EXERCISE 1.
In the listing, rename "dotted-divider" to "dashed-divider" throughout the lines starting at the one containing "source-note: Source –" and ending at the one containing "bar-label-joe-biden: Joe Biden", and give those lines again with all else unchanged.

TEXT SHOWN.
[v3] Use __executable_start as the lowest address for profiling [BZ #28153]

Message ID 20210805120904.3528530-1-hjl.tools@gmail.com
State Committed
Commit 84a7eb1f87c1d01b58ad887a0ab5d87abbc1c772
Headers
Series [v3] Use __executable_start as the lowest address for profiling [BZ #28153] |

Checks

Context Check Description
dj/TryBot-apply_patch success Patch applied to master at the time it was sent
dj/TryBot-32bit success Build for i686

Commit Message

H.J. Lu Aug. 5, 2021, 12:09 p.m. UTC
  Glibc assumes that ENTRY_POINT is the lowest address for which we need
to keep profiling records and BFD linker uses a linker script to place
the input sections.

Starting from GCC 4.6, the main function is placed in .text.startup
section and starting from binutils 2.22, BFD linker with

commit add44f8d5c5c05e08b11e033127a744d61c26aee
Author: Alan Modra <amodra@gmail.com>
Date:   Thu Nov 25 03:03:02 2010 +0000

            * scripttempl/elf.sc: Group .text.exit, text.startup and .text.hot
            sections.

places .text.startup section before .text section, which leave the main
function out of profiling records.

DATA TO USE.
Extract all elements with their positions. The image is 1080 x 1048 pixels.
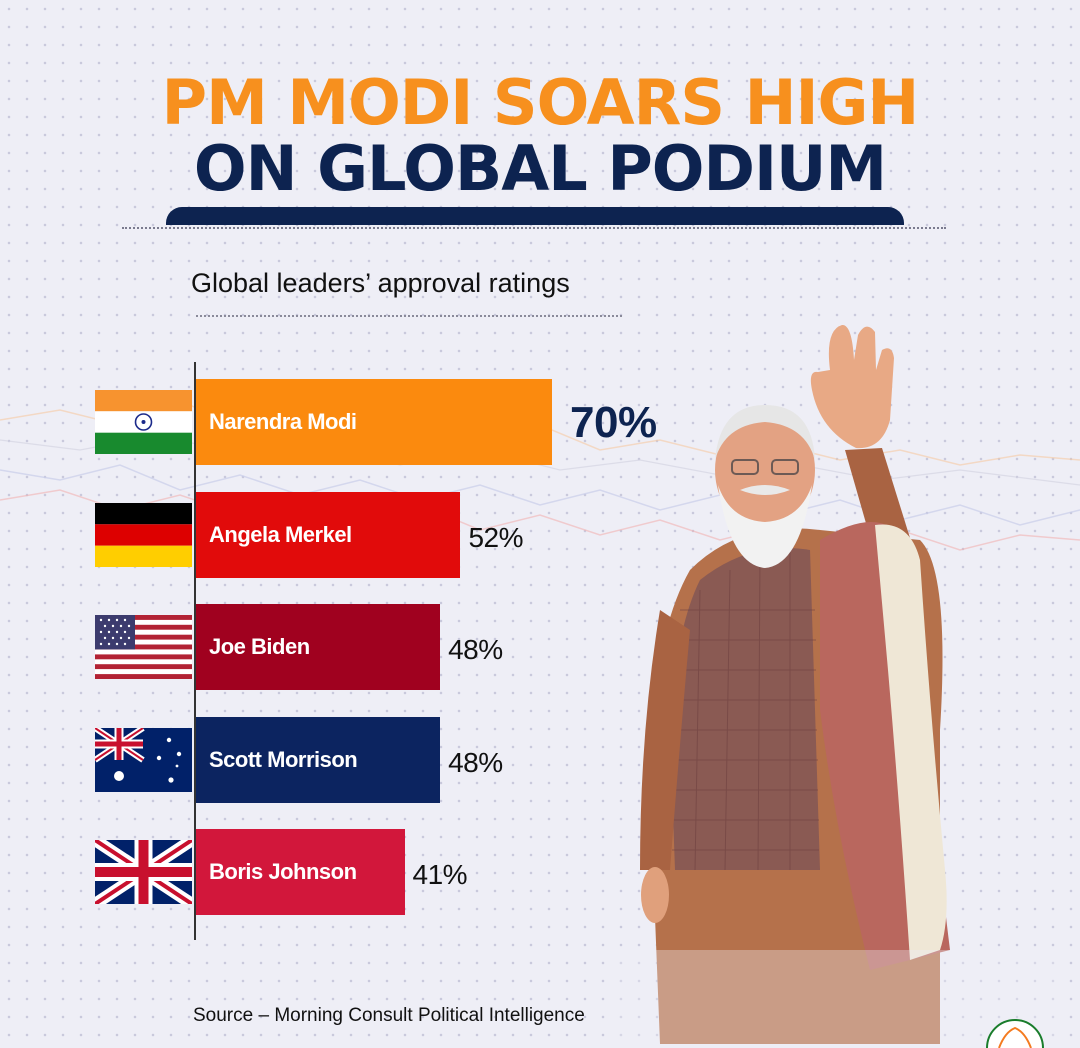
source-note: Source – Morning Consult Political Intel… <box>193 1005 585 1026</box>
subtitle-dotted-divider <box>196 315 622 317</box>
title-line-1: PM MODI SOARS HIGH <box>161 66 920 139</box>
title-underline-bar <box>166 207 904 225</box>
bar-joe-biden: Joe Biden <box>196 604 441 690</box>
bar-scott-morrison: Scott Morrison <box>196 716 441 803</box>
bar-label-angela-merkel: Angela Merkel <box>209 521 352 547</box>
india-flag-icon <box>95 390 192 454</box>
party-logo-icon <box>986 1019 1044 1048</box>
value-label-joe-biden: 48% <box>448 634 503 665</box>
value-label-angela-merkel: 52% <box>468 521 523 553</box>
value-label-narendra-modi: 70% <box>570 398 657 447</box>
bar-label-boris-johnson: Boris Johnson <box>209 859 357 884</box>
bar-label-narendra-modi: Narendra Modi <box>209 409 357 434</box>
title-line-2: ON GLOBAL PODIUM <box>193 132 887 205</box>
chart-subtitle: Global leaders’ approval ratings <box>191 268 570 298</box>
dotted-divider <box>122 227 946 229</box>
bar-label-joe-biden: Joe Biden <box>209 634 310 659</box>
germany-flag-icon <box>95 502 192 567</box>
bar-angela-merkel: Angela Merkel <box>196 491 461 578</box>
bar-boris-johnson: Boris Johnson <box>196 829 405 915</box>
chart-axis-line <box>194 362 196 940</box>
usa-flag-icon <box>95 615 192 679</box>
value-label-boris-johnson: 41% <box>412 859 468 890</box>
bar-label-scott-morrison: Scott Morrison <box>209 746 358 772</box>
bar-narendra-modi: Narendra Modi <box>196 379 552 465</box>
leader-portrait <box>620 324 1060 1044</box>
uk-flag-icon <box>95 840 192 904</box>
value-label-scott-morrison: 48% <box>448 746 503 778</box>
australia-flag-icon <box>95 727 192 792</box>
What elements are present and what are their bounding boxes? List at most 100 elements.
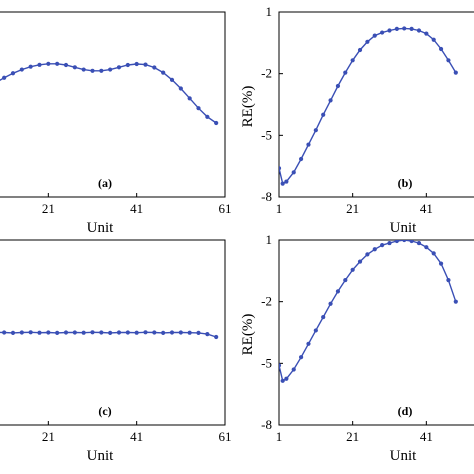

EXERCISE 2.
According to the commit message, starting from which GCC version is the main function placed in the .text.startup section?

WRITTEN RESPONSE 1.
source-note: Source – Morning Consult Political Intel… <box>193 1005 585 1026</box>
subtitle-dashed-divider <box>196 315 622 317</box>
title-line-1: PM MODI SOARS HIGH <box>161 66 920 139</box>
title-underline-bar <box>166 207 904 225</box>
bar-joe-biden: Joe Biden <box>196 604 441 690</box>
bar-scott-morrison: Scott Morrison <box>196 716 441 803</box>
bar-label-angela-merkel: Angela Merkel <box>209 521 352 547</box>
india-flag-icon <box>95 390 192 454</box>
party-logo-icon <box>986 1019 1044 1048</box>
value-label-joe-biden: 48% <box>448 634 503 665</box>
value-label-angela-merkel: 52% <box>468 521 523 553</box>
value-label-narendra-modi: 70% <box>570 398 657 447</box>
bar-label-boris-johnson: Boris Johnson <box>209 859 357 884</box>
bar-label-narendra-modi: Narendra Modi <box>209 409 357 434</box>
title-line-2: ON GLOBAL PODIUM <box>193 132 887 205</box>
chart-subtitle: Global leaders’ approval ratings <box>191 268 570 298</box>
dashed-divider <box>122 227 946 229</box>
bar-label-joe-biden: Joe Biden <box>209 634 310 659</box>

WRITTEN RESPONSE 2.
GCC 4.6